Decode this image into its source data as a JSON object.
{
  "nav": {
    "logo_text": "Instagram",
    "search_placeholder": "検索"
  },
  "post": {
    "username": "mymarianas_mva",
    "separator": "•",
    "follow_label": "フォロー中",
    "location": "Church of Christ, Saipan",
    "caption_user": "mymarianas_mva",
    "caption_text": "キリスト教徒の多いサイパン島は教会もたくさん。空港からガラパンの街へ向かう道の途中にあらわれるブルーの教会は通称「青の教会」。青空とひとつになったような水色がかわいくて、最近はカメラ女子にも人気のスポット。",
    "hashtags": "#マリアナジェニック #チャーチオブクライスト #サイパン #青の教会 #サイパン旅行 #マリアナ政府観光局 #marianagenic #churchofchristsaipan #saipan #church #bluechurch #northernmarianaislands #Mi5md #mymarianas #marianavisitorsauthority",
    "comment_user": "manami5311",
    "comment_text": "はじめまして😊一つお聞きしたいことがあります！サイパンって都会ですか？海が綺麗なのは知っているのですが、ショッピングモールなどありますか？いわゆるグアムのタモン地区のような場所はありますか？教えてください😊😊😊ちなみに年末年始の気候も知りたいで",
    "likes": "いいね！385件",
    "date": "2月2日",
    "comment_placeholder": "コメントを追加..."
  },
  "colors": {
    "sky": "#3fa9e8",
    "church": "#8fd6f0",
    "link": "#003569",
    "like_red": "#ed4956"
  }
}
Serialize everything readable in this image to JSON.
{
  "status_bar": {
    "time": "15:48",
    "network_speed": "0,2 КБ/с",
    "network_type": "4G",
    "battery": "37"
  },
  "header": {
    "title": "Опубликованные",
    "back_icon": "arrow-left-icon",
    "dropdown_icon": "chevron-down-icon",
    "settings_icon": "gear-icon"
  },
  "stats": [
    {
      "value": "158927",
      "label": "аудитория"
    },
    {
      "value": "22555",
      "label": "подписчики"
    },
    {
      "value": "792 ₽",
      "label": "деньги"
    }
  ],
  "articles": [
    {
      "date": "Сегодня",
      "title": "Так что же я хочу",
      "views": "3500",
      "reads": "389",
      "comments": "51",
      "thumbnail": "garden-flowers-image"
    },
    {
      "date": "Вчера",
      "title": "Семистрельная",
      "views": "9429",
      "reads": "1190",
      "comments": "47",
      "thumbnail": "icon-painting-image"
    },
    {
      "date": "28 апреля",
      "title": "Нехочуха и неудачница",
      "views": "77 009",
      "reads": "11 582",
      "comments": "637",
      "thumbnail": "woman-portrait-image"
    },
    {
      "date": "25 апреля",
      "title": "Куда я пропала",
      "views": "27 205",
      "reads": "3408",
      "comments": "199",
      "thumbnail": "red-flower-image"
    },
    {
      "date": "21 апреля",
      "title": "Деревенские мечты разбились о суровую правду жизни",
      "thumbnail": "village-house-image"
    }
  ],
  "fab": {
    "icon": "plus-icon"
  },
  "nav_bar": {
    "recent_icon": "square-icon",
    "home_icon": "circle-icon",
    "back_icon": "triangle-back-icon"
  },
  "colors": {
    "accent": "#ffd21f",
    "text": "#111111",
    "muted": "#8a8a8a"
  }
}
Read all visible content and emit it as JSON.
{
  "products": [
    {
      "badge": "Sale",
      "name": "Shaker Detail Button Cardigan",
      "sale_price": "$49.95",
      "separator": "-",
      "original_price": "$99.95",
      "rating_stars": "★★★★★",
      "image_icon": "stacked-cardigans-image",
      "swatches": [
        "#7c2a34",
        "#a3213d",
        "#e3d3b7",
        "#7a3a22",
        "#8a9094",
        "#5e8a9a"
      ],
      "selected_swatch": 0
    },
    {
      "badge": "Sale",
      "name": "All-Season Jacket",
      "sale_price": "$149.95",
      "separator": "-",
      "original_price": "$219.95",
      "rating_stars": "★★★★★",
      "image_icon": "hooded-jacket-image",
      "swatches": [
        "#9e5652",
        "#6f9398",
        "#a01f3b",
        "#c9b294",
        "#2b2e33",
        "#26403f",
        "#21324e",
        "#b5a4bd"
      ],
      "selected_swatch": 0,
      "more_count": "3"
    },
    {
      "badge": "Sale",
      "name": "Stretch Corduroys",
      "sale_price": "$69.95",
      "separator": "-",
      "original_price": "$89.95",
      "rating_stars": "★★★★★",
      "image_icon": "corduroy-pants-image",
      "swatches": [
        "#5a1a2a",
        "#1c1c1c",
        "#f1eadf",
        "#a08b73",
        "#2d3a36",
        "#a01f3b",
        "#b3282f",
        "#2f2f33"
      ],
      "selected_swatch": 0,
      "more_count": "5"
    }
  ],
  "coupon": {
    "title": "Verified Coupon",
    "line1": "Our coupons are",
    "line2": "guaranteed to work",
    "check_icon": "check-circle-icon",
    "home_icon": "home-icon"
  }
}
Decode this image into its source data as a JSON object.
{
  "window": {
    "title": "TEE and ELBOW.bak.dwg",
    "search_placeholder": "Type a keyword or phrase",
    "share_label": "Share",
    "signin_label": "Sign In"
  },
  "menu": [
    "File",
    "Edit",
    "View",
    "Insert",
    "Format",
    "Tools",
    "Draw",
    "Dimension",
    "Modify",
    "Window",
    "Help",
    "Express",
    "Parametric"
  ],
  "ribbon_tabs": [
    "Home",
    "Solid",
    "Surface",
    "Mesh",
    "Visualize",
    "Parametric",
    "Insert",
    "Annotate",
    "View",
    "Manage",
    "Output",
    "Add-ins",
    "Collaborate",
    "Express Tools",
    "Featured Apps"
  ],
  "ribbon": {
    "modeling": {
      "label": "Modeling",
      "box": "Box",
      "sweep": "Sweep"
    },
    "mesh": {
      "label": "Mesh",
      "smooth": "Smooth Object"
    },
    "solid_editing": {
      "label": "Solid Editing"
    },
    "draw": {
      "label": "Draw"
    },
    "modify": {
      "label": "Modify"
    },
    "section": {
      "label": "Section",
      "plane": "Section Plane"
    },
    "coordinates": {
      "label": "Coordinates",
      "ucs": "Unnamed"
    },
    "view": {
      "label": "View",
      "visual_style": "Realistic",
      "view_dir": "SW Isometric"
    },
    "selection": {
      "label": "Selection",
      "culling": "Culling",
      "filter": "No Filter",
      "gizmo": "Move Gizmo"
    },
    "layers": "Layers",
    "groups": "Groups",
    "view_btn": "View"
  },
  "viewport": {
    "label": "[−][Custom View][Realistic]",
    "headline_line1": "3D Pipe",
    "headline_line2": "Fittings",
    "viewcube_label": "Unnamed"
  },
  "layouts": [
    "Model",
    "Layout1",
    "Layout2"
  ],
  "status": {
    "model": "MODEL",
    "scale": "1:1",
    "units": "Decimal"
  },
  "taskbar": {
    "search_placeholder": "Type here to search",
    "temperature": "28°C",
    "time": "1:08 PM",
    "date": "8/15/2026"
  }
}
* * * * * * *
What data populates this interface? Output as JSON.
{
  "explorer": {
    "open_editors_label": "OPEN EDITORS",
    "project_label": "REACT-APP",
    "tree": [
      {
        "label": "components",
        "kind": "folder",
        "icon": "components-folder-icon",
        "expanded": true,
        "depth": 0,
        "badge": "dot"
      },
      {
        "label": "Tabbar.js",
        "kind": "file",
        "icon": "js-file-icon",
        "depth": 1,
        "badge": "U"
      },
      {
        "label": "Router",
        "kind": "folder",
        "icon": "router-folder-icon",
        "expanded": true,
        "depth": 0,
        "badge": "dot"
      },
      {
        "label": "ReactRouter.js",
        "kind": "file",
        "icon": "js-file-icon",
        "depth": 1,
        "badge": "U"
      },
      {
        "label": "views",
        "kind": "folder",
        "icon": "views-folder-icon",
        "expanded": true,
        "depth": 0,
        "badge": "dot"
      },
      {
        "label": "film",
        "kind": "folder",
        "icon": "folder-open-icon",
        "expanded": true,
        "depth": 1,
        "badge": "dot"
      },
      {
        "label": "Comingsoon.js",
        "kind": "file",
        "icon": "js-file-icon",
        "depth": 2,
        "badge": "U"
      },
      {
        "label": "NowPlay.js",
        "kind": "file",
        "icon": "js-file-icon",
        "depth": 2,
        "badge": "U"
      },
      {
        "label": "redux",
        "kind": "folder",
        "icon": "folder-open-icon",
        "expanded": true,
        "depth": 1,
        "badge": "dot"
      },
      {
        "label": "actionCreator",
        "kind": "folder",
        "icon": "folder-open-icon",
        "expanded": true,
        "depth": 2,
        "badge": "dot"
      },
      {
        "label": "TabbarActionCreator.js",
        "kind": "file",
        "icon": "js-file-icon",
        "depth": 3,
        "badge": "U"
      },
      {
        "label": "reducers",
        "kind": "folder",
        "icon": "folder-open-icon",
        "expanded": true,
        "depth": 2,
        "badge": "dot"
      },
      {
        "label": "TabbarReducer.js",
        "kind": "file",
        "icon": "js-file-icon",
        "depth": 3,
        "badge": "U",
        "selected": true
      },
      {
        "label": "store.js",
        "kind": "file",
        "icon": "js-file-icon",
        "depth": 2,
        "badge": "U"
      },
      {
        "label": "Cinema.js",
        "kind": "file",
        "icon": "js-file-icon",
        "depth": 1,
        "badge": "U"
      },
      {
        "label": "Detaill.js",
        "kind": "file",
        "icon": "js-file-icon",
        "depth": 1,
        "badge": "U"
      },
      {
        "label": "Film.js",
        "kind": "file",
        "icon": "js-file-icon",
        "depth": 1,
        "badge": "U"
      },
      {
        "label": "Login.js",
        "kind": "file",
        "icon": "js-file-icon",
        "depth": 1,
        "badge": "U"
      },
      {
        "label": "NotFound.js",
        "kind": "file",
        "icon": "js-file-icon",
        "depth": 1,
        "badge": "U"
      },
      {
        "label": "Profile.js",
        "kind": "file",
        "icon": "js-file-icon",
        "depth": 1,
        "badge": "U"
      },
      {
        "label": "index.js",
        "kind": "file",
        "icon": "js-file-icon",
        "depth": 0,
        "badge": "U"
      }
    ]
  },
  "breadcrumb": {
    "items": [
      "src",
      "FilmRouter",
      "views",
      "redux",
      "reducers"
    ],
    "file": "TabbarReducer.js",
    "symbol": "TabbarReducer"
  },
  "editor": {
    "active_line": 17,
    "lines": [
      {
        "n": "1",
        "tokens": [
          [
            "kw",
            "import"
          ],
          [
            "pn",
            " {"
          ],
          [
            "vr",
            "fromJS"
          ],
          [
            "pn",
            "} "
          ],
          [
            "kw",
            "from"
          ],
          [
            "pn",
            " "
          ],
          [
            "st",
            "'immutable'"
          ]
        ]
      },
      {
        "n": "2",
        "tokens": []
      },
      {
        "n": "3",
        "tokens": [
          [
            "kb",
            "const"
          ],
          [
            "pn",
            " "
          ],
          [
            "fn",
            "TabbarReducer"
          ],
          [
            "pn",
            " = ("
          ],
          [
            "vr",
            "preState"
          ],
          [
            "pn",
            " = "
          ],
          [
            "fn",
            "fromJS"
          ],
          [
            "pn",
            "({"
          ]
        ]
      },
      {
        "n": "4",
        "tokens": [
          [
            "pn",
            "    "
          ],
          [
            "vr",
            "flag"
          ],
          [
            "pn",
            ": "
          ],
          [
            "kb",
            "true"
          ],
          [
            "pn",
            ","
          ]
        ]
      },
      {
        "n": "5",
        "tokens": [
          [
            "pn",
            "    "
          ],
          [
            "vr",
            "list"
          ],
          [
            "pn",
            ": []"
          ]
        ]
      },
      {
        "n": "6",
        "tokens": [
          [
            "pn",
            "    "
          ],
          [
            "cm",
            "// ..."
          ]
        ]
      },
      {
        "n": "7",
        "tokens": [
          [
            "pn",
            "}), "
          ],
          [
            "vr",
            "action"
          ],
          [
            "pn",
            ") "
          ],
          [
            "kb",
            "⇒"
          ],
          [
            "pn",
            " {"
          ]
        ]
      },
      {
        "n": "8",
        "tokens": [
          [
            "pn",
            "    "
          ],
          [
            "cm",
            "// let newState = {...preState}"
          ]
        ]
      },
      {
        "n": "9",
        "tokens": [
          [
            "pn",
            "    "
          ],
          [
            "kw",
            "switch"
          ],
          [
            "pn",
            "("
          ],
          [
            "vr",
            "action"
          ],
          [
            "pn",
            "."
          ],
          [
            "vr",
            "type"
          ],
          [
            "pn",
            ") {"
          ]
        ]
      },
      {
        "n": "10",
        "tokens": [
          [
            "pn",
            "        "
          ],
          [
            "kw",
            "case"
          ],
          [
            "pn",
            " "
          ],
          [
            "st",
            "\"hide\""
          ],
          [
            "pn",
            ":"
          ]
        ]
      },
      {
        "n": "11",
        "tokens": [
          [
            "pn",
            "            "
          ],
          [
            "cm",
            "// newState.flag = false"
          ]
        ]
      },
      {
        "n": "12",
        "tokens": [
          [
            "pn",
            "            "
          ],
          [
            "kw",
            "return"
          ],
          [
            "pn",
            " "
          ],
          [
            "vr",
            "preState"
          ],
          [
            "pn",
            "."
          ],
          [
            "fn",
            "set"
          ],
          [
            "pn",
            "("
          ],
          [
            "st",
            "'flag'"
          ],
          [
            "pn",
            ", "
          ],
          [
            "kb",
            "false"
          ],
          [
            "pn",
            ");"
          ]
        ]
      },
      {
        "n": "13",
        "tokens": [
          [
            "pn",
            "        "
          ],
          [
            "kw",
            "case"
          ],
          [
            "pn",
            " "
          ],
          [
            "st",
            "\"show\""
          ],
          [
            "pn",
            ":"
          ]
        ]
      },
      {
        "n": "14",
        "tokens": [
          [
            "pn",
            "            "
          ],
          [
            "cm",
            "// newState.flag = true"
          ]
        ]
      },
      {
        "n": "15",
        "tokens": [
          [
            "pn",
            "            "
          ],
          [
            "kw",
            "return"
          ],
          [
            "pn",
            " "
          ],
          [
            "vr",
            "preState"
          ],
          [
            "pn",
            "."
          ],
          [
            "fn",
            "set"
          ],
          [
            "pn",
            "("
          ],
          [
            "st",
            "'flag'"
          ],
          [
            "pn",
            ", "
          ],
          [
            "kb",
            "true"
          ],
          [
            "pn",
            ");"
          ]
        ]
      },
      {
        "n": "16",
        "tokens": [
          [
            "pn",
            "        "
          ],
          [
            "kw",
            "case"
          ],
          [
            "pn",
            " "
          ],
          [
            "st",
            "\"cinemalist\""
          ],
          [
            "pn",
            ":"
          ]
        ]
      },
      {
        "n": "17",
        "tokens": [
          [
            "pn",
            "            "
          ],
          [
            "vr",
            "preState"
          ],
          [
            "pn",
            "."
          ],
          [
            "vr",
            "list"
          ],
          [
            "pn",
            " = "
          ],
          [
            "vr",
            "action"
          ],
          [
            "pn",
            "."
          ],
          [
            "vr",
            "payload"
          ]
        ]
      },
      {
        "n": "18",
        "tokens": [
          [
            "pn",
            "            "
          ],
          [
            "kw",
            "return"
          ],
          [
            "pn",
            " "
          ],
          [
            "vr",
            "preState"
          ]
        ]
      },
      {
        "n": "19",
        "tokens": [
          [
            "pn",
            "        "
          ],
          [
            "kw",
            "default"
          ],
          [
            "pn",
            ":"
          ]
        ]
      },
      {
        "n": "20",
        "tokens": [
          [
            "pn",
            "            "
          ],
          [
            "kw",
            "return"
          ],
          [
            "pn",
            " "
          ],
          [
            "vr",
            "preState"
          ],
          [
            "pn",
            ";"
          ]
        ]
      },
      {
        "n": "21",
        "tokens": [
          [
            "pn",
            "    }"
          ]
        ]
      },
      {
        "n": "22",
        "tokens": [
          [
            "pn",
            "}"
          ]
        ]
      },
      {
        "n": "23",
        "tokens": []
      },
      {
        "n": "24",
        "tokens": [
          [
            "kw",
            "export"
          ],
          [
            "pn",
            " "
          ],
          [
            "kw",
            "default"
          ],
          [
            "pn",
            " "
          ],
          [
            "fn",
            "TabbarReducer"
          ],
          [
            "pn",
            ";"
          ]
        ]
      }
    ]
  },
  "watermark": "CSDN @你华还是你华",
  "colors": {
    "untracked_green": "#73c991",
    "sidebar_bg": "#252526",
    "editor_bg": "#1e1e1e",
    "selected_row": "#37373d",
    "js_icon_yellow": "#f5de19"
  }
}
* * * * * * *
(Written exercise): Where a line holds the string "青の教会", copy that line.

(The reply):
    "caption_text": "キリスト教徒の多いサイパン島は教会もたくさん。空港からガラパンの街へ向かう道の途中にあらわれるブルーの教会は通称「青の教会」。青空とひとつになったような水色がかわいくて、最近はカメラ女子にも人気のスポット。",
    "hashtags": "#マリアナジェニック #チャーチオブクライスト #サイパン #青の教会 #サイパン旅行 #マリアナ政府観光局 #marianagenic #churchofchristsaipan #saipan #church #bluechurch #northernmarianaislands #Mi5md #mymarianas #marianavisitorsauthority",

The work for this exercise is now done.